::: RECORDS SHOWN

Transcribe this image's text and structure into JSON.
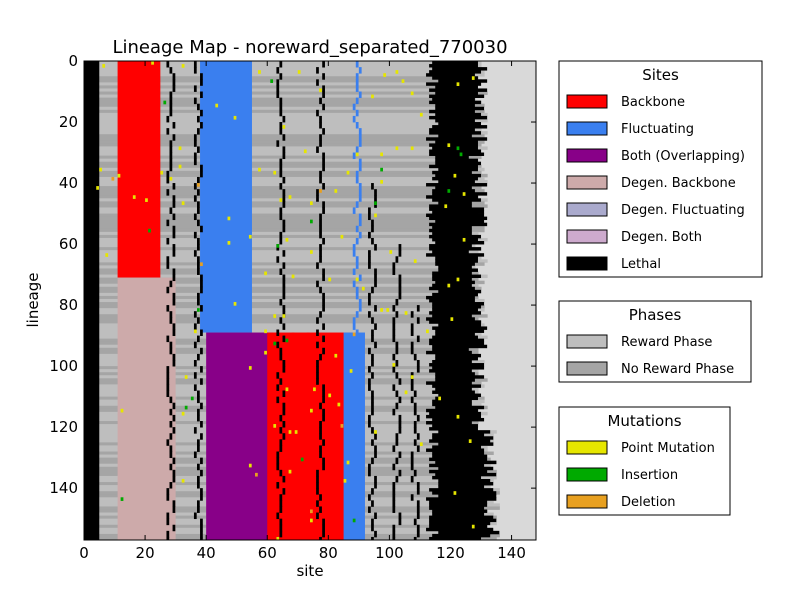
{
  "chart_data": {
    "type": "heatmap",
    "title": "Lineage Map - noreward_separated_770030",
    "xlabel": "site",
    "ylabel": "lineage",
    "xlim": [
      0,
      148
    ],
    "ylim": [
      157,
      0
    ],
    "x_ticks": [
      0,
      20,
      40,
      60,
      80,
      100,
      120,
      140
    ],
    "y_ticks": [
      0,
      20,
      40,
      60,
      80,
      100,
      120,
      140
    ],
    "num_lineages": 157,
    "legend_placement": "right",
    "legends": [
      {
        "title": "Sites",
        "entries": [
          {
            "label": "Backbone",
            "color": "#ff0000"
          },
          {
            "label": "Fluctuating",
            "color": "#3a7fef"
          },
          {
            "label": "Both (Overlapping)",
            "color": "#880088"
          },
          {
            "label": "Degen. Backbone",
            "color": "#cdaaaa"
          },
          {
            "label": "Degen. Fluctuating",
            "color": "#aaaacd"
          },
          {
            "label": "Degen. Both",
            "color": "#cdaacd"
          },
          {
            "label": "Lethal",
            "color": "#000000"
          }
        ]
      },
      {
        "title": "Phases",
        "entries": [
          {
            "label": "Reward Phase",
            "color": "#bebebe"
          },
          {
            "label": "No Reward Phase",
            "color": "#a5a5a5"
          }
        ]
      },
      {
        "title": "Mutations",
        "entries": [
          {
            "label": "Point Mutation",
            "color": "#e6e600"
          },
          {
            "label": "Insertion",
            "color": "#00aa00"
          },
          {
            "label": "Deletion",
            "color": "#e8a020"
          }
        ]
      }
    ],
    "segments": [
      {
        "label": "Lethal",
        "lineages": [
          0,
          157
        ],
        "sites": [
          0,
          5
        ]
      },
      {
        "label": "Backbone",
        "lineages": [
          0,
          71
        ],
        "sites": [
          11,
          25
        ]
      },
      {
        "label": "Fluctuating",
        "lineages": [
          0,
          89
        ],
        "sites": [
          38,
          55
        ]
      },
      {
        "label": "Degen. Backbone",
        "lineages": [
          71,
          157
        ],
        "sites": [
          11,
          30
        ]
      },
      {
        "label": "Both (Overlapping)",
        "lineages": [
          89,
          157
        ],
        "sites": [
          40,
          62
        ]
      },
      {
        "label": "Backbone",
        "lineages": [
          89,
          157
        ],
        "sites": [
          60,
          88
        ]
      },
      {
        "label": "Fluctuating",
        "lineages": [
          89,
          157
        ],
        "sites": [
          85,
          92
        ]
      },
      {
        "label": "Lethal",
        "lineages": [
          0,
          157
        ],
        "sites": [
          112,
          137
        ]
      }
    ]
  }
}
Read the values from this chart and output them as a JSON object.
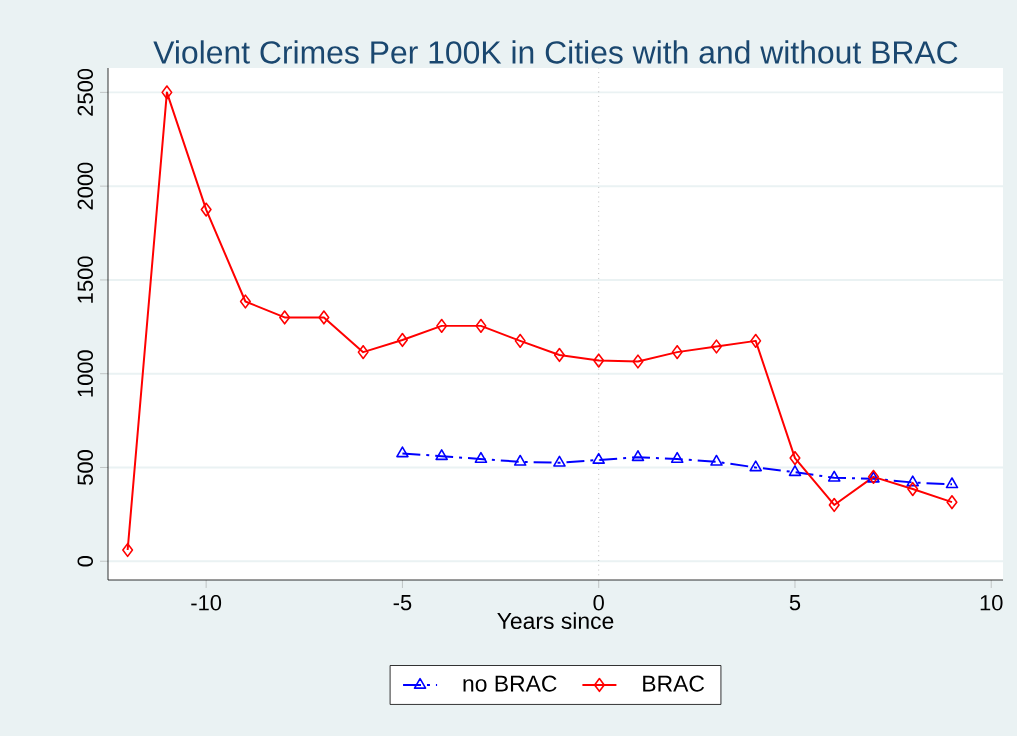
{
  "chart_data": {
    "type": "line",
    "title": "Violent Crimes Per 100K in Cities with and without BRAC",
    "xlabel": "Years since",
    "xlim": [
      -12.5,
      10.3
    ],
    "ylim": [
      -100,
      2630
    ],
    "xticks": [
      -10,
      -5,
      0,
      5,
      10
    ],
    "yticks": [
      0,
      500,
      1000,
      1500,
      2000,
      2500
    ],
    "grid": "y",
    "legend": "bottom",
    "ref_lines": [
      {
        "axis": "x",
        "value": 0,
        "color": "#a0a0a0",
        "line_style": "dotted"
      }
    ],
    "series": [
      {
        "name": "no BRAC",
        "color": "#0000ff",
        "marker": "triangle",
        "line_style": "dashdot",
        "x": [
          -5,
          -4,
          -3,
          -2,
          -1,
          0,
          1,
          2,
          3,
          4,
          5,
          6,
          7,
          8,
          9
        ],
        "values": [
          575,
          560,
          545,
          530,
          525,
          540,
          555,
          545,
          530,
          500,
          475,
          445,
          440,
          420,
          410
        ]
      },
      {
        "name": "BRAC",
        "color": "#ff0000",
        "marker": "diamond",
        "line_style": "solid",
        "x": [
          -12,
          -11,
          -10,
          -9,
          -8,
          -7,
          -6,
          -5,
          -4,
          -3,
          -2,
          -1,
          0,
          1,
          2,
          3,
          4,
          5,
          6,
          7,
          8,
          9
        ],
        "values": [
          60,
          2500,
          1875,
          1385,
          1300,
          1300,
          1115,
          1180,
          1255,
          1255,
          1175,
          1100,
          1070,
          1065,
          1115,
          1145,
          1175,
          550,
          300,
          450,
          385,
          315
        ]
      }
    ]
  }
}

::::::

* **EXERCISE DETAILS**: Search the material above for "Backbone". Pull out each line where it shows up.

* **SOLVED EXERCISE**:
            "label": "Backbone",
            "label": "Degen. Backbone",
        "label": "Backbone",
        "label": "Degen. Backbone",
        "label": "Backbone",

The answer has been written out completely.